## start Supplied entries
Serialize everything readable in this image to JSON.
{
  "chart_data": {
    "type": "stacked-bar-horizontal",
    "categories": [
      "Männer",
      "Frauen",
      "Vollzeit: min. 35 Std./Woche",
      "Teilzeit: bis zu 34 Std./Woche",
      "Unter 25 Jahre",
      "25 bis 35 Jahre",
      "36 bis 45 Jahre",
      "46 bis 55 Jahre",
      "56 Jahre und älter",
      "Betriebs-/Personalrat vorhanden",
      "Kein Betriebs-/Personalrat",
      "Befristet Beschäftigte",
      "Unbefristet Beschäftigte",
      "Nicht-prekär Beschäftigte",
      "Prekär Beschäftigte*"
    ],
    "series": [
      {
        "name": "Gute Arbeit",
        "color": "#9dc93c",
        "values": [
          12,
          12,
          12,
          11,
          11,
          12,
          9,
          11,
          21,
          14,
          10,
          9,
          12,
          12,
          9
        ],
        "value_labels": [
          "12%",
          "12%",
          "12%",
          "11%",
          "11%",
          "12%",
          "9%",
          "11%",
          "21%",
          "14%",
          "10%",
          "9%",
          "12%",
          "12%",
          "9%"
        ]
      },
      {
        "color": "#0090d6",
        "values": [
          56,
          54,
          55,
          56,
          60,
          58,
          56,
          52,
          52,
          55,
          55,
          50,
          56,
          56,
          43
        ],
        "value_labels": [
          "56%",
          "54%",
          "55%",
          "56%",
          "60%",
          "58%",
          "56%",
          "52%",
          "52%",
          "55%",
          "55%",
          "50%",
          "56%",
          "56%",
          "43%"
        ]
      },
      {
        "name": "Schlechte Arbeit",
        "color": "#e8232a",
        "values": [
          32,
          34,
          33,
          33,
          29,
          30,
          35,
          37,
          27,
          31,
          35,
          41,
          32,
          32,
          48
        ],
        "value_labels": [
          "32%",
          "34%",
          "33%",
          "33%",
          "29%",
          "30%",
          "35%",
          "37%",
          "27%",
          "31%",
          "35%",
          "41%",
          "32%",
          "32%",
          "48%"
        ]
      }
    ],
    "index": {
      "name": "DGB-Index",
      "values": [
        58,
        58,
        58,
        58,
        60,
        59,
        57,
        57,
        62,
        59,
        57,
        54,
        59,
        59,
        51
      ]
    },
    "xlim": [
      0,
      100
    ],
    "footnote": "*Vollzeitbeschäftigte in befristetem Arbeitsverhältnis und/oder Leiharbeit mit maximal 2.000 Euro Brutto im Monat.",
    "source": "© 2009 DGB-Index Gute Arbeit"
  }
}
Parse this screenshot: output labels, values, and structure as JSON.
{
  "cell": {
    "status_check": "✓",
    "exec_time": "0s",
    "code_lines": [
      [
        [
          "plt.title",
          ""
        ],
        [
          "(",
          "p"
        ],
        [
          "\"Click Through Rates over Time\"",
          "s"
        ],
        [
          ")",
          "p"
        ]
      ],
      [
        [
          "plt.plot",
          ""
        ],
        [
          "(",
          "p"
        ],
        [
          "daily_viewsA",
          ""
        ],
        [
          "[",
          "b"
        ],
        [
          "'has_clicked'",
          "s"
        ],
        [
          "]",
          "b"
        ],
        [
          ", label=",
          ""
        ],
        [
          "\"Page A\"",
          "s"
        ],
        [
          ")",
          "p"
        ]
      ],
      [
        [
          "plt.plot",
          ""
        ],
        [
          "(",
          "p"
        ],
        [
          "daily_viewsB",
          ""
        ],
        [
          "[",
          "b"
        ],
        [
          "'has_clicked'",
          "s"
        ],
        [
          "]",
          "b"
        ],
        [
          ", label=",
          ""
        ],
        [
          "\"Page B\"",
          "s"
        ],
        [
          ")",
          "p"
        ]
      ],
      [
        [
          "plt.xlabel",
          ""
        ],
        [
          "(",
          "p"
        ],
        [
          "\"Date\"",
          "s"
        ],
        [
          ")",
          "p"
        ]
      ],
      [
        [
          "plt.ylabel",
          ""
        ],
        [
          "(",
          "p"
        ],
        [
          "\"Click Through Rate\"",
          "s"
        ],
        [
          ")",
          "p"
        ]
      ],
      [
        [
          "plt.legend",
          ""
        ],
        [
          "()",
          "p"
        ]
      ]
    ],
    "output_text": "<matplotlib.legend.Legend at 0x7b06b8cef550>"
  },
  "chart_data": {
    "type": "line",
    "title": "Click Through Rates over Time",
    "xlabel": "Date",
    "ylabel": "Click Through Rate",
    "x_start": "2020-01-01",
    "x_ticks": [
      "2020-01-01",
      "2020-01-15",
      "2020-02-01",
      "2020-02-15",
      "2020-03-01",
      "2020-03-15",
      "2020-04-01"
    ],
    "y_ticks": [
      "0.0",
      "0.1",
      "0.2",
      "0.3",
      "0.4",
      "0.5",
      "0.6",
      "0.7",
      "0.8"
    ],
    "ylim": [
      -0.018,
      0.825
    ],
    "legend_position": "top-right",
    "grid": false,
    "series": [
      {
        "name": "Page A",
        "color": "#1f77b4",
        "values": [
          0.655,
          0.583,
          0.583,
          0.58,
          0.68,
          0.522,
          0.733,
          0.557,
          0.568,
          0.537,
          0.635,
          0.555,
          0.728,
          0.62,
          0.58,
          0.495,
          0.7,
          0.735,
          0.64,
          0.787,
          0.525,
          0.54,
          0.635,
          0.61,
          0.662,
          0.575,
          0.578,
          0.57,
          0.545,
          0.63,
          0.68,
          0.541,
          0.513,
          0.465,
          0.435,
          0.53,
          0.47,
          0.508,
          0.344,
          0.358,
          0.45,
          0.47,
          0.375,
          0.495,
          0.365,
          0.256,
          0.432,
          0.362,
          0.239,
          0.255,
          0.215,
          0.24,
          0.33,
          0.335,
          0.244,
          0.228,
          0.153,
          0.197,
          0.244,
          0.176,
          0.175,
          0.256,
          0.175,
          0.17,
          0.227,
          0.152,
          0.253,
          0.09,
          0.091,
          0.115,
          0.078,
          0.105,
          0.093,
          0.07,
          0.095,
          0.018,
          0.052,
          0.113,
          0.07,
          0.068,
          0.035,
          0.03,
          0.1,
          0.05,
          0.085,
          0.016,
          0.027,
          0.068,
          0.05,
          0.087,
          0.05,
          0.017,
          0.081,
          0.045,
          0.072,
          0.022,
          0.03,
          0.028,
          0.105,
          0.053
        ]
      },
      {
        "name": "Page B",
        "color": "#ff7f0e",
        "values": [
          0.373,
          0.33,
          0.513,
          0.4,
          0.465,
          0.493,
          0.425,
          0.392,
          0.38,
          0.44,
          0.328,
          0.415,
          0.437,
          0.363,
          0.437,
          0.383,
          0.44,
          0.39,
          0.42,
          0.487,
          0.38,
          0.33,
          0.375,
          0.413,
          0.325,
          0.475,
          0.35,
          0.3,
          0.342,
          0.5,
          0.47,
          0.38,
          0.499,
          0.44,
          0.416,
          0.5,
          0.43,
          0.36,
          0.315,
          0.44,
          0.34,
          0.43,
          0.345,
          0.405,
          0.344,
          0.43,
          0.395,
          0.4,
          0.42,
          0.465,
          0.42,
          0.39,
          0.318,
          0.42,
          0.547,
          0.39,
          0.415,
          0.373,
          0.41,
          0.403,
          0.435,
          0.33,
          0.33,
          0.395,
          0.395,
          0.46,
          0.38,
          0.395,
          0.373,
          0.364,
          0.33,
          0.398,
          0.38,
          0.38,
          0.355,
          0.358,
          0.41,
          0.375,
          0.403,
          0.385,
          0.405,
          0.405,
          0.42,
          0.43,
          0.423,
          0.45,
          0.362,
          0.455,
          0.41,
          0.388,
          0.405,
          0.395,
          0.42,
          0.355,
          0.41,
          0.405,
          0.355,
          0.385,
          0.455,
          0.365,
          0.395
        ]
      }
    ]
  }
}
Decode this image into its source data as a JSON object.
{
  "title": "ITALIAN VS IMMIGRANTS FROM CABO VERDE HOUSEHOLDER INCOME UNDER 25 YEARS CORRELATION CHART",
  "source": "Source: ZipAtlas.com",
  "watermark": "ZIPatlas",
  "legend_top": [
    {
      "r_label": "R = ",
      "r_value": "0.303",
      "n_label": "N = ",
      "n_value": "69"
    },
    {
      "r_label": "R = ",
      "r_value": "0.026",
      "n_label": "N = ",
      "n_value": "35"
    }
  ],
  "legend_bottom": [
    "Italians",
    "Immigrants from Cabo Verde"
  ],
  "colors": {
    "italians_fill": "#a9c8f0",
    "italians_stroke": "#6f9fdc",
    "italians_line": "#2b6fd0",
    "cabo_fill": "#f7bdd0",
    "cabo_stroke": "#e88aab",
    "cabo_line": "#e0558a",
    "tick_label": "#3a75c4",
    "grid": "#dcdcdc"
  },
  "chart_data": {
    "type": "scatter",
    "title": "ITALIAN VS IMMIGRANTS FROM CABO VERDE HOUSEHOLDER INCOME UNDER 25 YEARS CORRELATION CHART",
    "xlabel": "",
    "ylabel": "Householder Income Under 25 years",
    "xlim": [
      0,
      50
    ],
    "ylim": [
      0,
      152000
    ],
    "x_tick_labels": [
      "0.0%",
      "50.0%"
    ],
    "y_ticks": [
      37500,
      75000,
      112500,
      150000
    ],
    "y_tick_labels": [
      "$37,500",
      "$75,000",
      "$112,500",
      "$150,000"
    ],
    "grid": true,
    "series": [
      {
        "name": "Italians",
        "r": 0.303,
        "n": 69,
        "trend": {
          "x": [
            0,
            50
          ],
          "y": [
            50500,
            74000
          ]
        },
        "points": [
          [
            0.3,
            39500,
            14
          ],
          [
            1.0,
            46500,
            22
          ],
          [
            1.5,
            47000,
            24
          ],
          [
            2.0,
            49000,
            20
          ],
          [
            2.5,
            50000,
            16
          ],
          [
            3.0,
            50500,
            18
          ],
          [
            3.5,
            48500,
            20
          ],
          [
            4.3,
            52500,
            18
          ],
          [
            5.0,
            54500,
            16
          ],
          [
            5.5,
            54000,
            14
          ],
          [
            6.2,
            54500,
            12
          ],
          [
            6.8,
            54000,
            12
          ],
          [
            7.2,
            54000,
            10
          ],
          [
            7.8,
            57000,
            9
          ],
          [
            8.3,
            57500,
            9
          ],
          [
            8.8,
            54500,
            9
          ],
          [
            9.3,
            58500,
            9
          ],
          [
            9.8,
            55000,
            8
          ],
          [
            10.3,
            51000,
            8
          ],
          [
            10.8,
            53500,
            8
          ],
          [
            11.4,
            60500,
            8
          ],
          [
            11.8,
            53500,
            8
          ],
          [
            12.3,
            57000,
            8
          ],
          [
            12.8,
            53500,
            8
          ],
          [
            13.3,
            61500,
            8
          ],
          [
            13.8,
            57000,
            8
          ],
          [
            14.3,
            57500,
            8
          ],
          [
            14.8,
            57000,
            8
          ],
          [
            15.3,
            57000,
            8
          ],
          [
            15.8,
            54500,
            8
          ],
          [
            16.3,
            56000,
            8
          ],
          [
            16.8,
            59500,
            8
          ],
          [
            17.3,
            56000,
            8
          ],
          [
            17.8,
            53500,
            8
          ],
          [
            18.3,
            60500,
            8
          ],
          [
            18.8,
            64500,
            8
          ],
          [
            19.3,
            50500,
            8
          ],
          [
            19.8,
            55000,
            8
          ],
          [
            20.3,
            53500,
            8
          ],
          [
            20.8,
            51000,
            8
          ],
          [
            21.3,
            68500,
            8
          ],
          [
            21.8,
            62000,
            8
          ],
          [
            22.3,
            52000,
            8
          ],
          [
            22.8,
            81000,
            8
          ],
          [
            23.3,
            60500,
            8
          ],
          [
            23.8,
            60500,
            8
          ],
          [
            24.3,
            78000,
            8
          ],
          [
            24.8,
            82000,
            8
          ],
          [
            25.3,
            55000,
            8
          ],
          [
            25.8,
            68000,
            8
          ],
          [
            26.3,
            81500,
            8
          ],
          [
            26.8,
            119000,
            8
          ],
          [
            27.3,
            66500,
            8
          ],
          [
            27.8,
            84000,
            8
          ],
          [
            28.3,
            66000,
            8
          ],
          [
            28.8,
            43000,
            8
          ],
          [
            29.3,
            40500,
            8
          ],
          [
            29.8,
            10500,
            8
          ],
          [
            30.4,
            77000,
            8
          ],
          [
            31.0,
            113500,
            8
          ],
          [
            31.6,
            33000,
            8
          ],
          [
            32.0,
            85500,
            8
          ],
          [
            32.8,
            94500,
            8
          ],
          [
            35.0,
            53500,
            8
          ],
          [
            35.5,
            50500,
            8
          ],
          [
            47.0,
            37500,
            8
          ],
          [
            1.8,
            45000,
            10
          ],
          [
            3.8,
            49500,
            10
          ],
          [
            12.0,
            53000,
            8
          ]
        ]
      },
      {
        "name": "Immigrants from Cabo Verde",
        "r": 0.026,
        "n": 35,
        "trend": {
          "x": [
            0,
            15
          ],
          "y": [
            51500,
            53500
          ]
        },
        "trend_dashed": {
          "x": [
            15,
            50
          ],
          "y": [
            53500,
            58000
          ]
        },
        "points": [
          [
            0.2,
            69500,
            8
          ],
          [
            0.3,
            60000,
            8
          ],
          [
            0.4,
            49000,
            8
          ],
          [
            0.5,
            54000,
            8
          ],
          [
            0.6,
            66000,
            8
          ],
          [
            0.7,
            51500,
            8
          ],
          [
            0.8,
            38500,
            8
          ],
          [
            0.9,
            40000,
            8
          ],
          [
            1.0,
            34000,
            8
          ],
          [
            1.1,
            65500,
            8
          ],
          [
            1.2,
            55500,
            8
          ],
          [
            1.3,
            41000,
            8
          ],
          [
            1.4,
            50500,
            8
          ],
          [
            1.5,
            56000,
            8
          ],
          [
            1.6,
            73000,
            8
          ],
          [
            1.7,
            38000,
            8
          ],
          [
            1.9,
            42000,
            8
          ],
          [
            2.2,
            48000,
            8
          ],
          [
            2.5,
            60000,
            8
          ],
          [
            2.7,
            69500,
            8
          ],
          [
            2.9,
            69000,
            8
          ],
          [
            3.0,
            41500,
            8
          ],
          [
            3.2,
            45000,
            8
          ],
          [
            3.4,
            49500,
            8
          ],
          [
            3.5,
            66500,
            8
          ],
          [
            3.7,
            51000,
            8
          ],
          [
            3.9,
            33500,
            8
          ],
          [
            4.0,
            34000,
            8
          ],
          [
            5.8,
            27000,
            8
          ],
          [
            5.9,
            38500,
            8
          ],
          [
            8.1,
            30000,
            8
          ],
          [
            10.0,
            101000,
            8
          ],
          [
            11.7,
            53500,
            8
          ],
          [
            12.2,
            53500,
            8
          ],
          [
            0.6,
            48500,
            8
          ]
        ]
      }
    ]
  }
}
## end Supplied entries
- To be done:
Pick out every line with the string "Through" and copy it.

- Expected answer:
          "\"Click Through Rates over Time\"",
          "\"Click Through Rate\"",
    "title": "Click Through Rates over Time",
    "ylabel": "Click Through Rate",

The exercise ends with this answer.